■ Extracted data entries ■

======

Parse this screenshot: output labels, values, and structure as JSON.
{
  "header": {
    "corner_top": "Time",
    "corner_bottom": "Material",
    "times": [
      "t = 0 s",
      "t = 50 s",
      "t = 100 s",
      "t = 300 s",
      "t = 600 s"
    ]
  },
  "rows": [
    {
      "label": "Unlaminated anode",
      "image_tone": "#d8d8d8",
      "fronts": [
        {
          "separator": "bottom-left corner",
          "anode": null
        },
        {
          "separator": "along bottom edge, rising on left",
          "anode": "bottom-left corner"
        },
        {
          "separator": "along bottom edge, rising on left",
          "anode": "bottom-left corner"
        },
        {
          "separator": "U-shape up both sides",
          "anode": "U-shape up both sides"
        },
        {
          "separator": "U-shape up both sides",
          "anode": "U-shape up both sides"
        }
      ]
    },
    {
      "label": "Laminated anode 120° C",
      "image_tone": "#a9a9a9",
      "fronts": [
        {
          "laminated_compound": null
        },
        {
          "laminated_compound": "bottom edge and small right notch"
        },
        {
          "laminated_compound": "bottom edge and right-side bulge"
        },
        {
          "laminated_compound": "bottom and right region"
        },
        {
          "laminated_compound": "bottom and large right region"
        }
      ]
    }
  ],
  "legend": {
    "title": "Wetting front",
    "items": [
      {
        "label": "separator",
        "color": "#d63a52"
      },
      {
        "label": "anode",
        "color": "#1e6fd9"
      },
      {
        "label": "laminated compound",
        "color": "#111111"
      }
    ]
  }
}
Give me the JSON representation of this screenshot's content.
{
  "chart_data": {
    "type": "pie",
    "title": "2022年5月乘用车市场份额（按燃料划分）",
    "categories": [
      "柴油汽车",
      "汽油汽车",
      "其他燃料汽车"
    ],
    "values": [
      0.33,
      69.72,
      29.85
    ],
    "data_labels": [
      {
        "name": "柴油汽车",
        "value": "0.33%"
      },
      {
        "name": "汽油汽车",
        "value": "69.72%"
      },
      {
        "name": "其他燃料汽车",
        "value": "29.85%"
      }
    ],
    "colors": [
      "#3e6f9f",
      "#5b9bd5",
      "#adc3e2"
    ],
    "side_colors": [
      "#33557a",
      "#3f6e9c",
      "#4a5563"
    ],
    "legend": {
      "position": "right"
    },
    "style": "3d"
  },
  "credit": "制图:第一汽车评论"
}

======

■ TO BE DONE ■
Transcribe the data above in full, exactly.

■ SOLUTION BELOW ■
Parse this screenshot: output labels, values, and structure as JSON.
{
  "header": {
    "corner_top": "Time",
    "corner_bottom": "Material",
    "times": [
      "t = 0 s",
      "t = 50 s",
      "t = 100 s",
      "t = 300 s",
      "t = 600 s"
    ]
  },
  "rows": [
    {
      "label": "Unlaminated anode",
      "image_tone": "#d8d8d8",
      "fronts": [
        {
          "separator": "bottom-left corner",
          "anode": null
        },
        {
          "separator": "along bottom edge, rising on left",
          "anode": "bottom-left corner"
        },
        {
          "separator": "along bottom edge, rising on left",
          "anode": "bottom-left corner"
        },
        {
          "separator": "U-shape up both sides",
          "anode": "U-shape up both sides"
        },
        {
          "separator": "U-shape up both sides",
          "anode": "U-shape up both sides"
        }
      ]
    },
    {
      "label": "Laminated anode 120° C",
      "image_tone": "#a9a9a9",
      "fronts": [
        {
          "laminated_compound": null
        },
        {
          "laminated_compound": "bottom edge and small right notch"
        },
        {
          "laminated_compound": "bottom edge and right-side bulge"
        },
        {
          "laminated_compound": "bottom and right region"
        },
        {
          "laminated_compound": "bottom and large right region"
        }
      ]
    }
  ],
  "legend": {
    "title": "Wetting front",
    "items": [
      {
        "label": "separator",
        "color": "#d63a52"
      },
      {
        "label": "anode",
        "color": "#1e6fd9"
      },
      {
        "label": "laminated compound",
        "color": "#111111"
      }
    ]
  }
}
Give me the JSON representation of this screenshot's content.
{
  "chart_data": {
    "type": "pie",
    "title": "2022年5月乘用车市场份额（按燃料划分）",
    "categories": [
      "柴油汽车",
      "汽油汽车",
      "其他燃料汽车"
    ],
    "values": [
      0.33,
      69.72,
      29.85
    ],
    "data_labels": [
      {
        "name": "柴油汽车",
        "value": "0.33%"
      },
      {
        "name": "汽油汽车",
        "value": "69.72%"
      },
      {
        "name": "其他燃料汽车",
        "value": "29.85%"
      }
    ],
    "colors": [
      "#3e6f9f",
      "#5b9bd5",
      "#adc3e2"
    ],
    "side_colors": [
      "#33557a",
      "#3f6e9c",
      "#4a5563"
    ],
    "legend": {
      "position": "right"
    },
    "style": "3d"
  },
  "credit": "制图:第一汽车评论"
}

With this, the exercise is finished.